--- BEGIN ---

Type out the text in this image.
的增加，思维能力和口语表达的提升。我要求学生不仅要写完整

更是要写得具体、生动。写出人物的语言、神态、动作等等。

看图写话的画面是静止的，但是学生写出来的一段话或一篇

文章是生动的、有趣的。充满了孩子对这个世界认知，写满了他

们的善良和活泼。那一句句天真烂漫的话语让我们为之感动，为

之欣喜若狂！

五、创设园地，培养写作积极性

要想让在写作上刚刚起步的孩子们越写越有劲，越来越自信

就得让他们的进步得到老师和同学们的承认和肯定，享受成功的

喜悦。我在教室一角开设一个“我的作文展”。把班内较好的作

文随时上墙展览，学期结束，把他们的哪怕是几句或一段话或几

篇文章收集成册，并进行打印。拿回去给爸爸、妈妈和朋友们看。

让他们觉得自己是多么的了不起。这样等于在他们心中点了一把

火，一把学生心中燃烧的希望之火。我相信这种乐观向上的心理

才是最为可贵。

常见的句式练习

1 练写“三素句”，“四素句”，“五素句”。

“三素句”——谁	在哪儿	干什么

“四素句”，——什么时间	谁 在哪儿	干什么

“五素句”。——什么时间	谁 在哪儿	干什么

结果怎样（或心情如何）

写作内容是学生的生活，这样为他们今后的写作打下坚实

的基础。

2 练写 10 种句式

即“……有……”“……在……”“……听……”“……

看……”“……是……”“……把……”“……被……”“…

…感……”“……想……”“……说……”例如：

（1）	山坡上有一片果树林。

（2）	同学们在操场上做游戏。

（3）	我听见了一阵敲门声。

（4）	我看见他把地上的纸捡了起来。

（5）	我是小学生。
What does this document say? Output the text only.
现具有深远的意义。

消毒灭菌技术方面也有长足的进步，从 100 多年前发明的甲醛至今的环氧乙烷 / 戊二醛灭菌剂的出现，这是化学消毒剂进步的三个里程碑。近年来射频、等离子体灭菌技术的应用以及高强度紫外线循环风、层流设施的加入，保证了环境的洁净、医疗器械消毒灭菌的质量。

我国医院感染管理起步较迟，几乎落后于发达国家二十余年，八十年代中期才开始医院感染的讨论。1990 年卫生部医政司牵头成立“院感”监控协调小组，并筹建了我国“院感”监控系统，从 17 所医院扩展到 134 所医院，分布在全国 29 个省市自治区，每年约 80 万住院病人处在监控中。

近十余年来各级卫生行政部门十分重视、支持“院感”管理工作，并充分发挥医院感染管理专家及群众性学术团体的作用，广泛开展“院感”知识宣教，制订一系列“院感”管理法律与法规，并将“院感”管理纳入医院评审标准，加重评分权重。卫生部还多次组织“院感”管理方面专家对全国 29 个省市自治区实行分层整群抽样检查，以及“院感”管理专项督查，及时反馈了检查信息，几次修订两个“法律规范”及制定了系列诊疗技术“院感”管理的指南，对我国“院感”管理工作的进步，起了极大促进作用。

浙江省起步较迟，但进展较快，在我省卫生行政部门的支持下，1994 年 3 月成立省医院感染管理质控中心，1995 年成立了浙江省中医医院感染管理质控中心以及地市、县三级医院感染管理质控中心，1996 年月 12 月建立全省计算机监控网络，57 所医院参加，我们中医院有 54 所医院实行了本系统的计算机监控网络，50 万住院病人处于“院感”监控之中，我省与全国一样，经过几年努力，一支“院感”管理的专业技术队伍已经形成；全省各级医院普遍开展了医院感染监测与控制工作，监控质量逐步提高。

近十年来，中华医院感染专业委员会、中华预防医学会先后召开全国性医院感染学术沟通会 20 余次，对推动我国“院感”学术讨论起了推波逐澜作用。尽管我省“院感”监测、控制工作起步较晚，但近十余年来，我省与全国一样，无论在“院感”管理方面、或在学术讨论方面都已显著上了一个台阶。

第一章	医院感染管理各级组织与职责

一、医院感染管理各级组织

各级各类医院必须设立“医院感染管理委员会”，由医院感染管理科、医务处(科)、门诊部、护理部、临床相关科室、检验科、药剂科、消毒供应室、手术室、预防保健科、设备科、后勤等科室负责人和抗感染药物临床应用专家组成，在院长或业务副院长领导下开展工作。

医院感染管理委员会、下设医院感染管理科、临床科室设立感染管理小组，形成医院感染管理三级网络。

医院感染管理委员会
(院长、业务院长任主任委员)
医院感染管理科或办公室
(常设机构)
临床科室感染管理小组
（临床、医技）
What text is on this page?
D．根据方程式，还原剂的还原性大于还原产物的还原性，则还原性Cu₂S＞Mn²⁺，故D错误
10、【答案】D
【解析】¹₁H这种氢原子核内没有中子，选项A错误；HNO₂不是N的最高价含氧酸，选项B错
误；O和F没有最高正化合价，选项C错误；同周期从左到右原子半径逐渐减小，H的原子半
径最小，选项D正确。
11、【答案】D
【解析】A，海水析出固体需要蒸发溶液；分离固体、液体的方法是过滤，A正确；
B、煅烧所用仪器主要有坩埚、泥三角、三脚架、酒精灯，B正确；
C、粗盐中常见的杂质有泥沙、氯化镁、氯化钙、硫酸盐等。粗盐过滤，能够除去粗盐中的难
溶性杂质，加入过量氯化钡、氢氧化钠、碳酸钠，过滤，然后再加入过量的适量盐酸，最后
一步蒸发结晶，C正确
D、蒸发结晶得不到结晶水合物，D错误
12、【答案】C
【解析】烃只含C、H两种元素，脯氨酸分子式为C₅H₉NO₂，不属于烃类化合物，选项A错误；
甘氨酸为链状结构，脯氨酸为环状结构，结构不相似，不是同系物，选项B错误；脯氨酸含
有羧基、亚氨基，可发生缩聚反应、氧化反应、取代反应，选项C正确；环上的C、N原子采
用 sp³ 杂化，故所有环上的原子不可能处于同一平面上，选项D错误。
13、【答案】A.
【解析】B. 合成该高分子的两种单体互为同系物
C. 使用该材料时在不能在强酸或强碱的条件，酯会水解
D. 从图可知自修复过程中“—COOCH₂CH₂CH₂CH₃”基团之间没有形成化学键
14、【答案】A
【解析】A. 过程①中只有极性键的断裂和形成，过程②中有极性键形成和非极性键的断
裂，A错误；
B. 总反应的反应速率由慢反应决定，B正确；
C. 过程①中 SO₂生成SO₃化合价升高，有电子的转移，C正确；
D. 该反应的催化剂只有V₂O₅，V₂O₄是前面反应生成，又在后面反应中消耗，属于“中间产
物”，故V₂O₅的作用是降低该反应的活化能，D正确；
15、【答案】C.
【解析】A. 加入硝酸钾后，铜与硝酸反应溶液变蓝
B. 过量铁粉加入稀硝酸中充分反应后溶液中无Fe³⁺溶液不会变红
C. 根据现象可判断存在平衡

--- END ---

Directive:
Extract all of the data shown above without alteration.

Full response:
Type out the text in this image.
的增加，思维能力和口语表达的提升。我要求学生不仅要写完整

更是要写得具体、生动。写出人物的语言、神态、动作等等。

看图写话的画面是静止的，但是学生写出来的一段话或一篇

文章是生动的、有趣的。充满了孩子对这个世界认知，写满了他

们的善良和活泼。那一句句天真烂漫的话语让我们为之感动，为

之欣喜若狂！

五、创设园地，培养写作积极性

要想让在写作上刚刚起步的孩子们越写越有劲，越来越自信

就得让他们的进步得到老师和同学们的承认和肯定，享受成功的

喜悦。我在教室一角开设一个“我的作文展”。把班内较好的作

文随时上墙展览，学期结束，把他们的哪怕是几句或一段话或几

篇文章收集成册，并进行打印。拿回去给爸爸、妈妈和朋友们看。

让他们觉得自己是多么的了不起。这样等于在他们心中点了一把

火，一把学生心中燃烧的希望之火。我相信这种乐观向上的心理

才是最为可贵。

常见的句式练习

1 练写“三素句”，“四素句”，“五素句”。

“三素句”——谁	在哪儿	干什么

“四素句”，——什么时间	谁 在哪儿	干什么

“五素句”。——什么时间	谁 在哪儿	干什么

结果怎样（或心情如何）

写作内容是学生的生活，这样为他们今后的写作打下坚实

的基础。

2 练写 10 种句式

即“……有……”“……在……”“……听……”“……

看……”“……是……”“……把……”“……被……”“…

…感……”“……想……”“……说……”例如：

（1）	山坡上有一片果树林。

（2）	同学们在操场上做游戏。

（3）	我听见了一阵敲门声。

（4）	我看见他把地上的纸捡了起来。

（5）	我是小学生。
What does this document say? Output the text only.
现具有深远的意义。

消毒灭菌技术方面也有长足的进步，从 100 多年前发明的甲醛至今的环氧乙烷 / 戊二醛灭菌剂的出现，这是化学消毒剂进步的三个里程碑。近年来射频、等离子体灭菌技术的应用以及高强度紫外线循环风、层流设施的加入，保证了环境的洁净、医疗器械消毒灭菌的质量。

我国医院感染管理起步较迟，几乎落后于发达国家二十余年，八十年代中期才开始医院感染的讨论。1990 年卫生部医政司牵头成立“院感”监控协调小组，并筹建了我国“院感”监控系统，从 17 所医院扩展到 134 所医院，分布在全国 29 个省市自治区，每年约 80 万住院病人处在监控中。

近十余年来各级卫生行政部门十分重视、支持“院感”管理工作，并充分发挥医院感染管理专家及群众性学术团体的作用，广泛开展“院感”知识宣教，制订一系列“院感”管理法律与法规，并将“院感”管理纳入医院评审标准，加重评分权重。卫生部还多次组织“院感”管理方面专家对全国 29 个省市自治区实行分层整群抽样检查，以及“院感”管理专项督查，及时反馈了检查信息，几次修订两个“法律规范”及制定了系列诊疗技术“院感”管理的指南，对我国“院感”管理工作的进步，起了极大促进作用。

浙江省起步较迟，但进展较快，在我省卫生行政部门的支持下，1994 年 3 月成立省医院感染管理质控中心，1995 年成立了浙江省中医医院感染管理质控中心以及地市、县三级医院感染管理质控中心，1996 年月 12 月建立全省计算机监控网络，57 所医院参加，我们中医院有 54 所医院实行了本系统的计算机监控网络，50 万住院病人处于“院感”监控之中，我省与全国一样，经过几年努力，一支“院感”管理的专业技术队伍已经形成；全省各级医院普遍开展了医院感染监测与控制工作，监控质量逐步提高。

近十年来，中华医院感染专业委员会、中华预防医学会先后召开全国性医院感染学术沟通会 20 余次，对推动我国“院感”学术讨论起了推波逐澜作用。尽管我省“院感”监测、控制工作起步较晚，但近十余年来，我省与全国一样，无论在“院感”管理方面、或在学术讨论方面都已显著上了一个台阶。

第一章	医院感染管理各级组织与职责

一、医院感染管理各级组织

各级各类医院必须设立“医院感染管理委员会”，由医院感染管理科、医务处(科)、门诊部、护理部、临床相关科室、检验科、药剂科、消毒供应室、手术室、预防保健科、设备科、后勤等科室负责人和抗感染药物临床应用专家组成，在院长或业务副院长领导下开展工作。

医院感染管理委员会、下设医院感染管理科、临床科室设立感染管理小组，形成医院感染管理三级网络。

医院感染管理委员会
(院长、业务院长任主任委员)
医院感染管理科或办公室
(常设机构)
临床科室感染管理小组
（临床、医技）
What text is on this page?
D．根据方程式，还原剂的还原性大于还原产物的还原性，则还原性Cu₂S＞Mn²⁺，故D错误
10、【答案】D
【解析】¹₁H这种氢原子核内没有中子，选项A错误；HNO₂不是N的最高价含氧酸，选项B错
误；O和F没有最高正化合价，选项C错误；同周期从左到右原子半径逐渐减小，H的原子半
径最小，选项D正确。
11、【答案】D
【解析】A，海水析出固体需要蒸发溶液；分离固体、液体的方法是过滤，A正确；
B、煅烧所用仪器主要有坩埚、泥三角、三脚架、酒精灯，B正确；
C、粗盐中常见的杂质有泥沙、氯化镁、氯化钙、硫酸盐等。粗盐过滤，能够除去粗盐中的难
溶性杂质，加入过量氯化钡、氢氧化钠、碳酸钠，过滤，然后再加入过量的适量盐酸，最后
一步蒸发结晶，C正确
D、蒸发结晶得不到结晶水合物，D错误
12、【答案】C
【解析】烃只含C、H两种元素，脯氨酸分子式为C₅H₉NO₂，不属于烃类化合物，选项A错误；
甘氨酸为链状结构，脯氨酸为环状结构，结构不相似，不是同系物，选项B错误；脯氨酸含
有羧基、亚氨基，可发生缩聚反应、氧化反应、取代反应，选项C正确；环上的C、N原子采
用 sp³ 杂化，故所有环上的原子不可能处于同一平面上，选项D错误。
13、【答案】A.
【解析】B. 合成该高分子的两种单体互为同系物
C. 使用该材料时在不能在强酸或强碱的条件，酯会水解
D. 从图可知自修复过程中“—COOCH₂CH₂CH₂CH₃”基团之间没有形成化学键
14、【答案】A
【解析】A. 过程①中只有极性键的断裂和形成，过程②中有极性键形成和非极性键的断
裂，A错误；
B. 总反应的反应速率由慢反应决定，B正确；
C. 过程①中 SO₂生成SO₃化合价升高，有电子的转移，C正确；
D. 该反应的催化剂只有V₂O₅，V₂O₄是前面反应生成，又在后面反应中消耗，属于“中间产
物”，故V₂O₅的作用是降低该反应的活化能，D正确；
15、【答案】C.
【解析】A. 加入硝酸钾后，铜与硝酸反应溶液变蓝
B. 过量铁粉加入稀硝酸中充分反应后溶液中无Fe³⁺溶液不会变红
C. 根据现象可判断存在平衡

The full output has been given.